• **Required task**
In the listing below, locate the lines that hold "район" and copy them.

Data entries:
START
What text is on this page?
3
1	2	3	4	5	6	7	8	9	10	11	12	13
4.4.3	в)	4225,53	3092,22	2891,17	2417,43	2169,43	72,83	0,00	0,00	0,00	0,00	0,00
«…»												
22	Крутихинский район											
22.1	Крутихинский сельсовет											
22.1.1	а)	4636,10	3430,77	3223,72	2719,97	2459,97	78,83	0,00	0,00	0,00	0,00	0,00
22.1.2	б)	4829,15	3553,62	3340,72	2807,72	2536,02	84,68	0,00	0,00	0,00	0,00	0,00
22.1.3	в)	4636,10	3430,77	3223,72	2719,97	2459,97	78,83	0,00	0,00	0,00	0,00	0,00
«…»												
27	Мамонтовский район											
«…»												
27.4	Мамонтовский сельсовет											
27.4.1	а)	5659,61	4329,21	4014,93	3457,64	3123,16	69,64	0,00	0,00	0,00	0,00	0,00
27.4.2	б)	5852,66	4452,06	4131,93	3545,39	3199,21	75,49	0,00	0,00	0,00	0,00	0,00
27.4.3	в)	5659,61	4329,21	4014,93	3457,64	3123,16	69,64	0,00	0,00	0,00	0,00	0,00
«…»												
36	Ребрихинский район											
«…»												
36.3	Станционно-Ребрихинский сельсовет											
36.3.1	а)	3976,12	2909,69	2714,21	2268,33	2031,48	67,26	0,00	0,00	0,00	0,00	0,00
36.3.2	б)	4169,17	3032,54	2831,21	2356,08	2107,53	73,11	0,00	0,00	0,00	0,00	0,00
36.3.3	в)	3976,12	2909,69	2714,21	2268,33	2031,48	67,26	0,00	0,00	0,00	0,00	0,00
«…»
END
• **Finished exercise**
22	Крутихинский район											
27	Мамонтовский район											
36	Ребрихинский район											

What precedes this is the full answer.